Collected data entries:

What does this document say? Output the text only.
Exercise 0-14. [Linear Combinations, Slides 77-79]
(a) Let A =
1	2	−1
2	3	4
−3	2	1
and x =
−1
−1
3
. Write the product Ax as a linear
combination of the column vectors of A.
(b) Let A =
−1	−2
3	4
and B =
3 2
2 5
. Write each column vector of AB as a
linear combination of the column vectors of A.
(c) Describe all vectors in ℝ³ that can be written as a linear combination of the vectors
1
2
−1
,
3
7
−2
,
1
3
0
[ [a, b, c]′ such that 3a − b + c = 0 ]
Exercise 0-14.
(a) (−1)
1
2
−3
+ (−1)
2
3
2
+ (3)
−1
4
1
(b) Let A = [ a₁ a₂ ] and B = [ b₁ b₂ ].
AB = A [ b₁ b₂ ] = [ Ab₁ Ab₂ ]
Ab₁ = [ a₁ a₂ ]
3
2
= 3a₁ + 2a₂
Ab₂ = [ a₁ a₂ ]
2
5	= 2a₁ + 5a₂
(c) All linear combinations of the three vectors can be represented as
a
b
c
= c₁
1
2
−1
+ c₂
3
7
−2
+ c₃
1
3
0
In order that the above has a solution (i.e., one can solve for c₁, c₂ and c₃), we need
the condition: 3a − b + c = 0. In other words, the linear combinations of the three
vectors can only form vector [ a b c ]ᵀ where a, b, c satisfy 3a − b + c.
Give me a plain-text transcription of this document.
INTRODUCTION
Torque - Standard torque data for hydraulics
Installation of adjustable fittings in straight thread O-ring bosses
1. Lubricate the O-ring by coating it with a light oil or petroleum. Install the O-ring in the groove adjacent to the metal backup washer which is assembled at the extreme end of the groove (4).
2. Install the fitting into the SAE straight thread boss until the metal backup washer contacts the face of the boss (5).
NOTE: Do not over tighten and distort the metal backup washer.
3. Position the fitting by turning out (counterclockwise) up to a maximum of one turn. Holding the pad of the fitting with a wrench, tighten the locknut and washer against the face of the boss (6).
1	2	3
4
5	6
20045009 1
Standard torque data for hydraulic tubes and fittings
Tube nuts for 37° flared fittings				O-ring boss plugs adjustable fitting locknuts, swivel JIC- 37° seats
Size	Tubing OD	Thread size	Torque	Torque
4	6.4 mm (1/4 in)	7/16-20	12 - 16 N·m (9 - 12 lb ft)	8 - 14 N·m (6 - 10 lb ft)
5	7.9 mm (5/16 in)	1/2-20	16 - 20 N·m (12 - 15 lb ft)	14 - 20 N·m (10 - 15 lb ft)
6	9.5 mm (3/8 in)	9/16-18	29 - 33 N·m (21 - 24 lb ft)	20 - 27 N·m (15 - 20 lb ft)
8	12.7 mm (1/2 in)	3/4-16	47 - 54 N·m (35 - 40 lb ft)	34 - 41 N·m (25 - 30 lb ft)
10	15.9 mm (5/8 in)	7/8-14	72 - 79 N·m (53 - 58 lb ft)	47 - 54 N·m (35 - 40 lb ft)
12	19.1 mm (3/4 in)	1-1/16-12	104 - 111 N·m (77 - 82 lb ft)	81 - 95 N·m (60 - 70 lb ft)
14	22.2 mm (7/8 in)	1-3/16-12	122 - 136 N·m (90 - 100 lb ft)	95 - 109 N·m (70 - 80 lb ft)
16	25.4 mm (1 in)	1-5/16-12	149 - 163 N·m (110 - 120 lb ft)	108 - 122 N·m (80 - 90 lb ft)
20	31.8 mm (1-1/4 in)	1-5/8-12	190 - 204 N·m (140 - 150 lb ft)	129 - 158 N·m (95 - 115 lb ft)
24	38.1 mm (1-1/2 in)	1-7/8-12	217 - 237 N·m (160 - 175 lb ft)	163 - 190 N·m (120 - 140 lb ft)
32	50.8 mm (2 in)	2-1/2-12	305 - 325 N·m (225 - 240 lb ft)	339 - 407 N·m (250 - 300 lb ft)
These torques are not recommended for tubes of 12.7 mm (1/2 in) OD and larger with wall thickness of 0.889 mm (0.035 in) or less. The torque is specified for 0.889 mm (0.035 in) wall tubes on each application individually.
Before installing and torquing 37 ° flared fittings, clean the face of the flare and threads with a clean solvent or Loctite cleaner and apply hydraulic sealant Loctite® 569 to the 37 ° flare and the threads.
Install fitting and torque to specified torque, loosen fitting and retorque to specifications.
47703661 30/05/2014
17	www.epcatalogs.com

What needs to be done —
Extract all lines that hold the word "vectors".

Finished exercise —
combination of the column vectors of A.
linear combination of the column vectors of A.
(c) Describe all vectors in ℝ³ that can be written as a linear combination of the vectors
(c) All linear combinations of the three vectors can be represented as
vectors can only form vector [ a b c ]ᵀ where a, b, c satisfy 3a − b + c.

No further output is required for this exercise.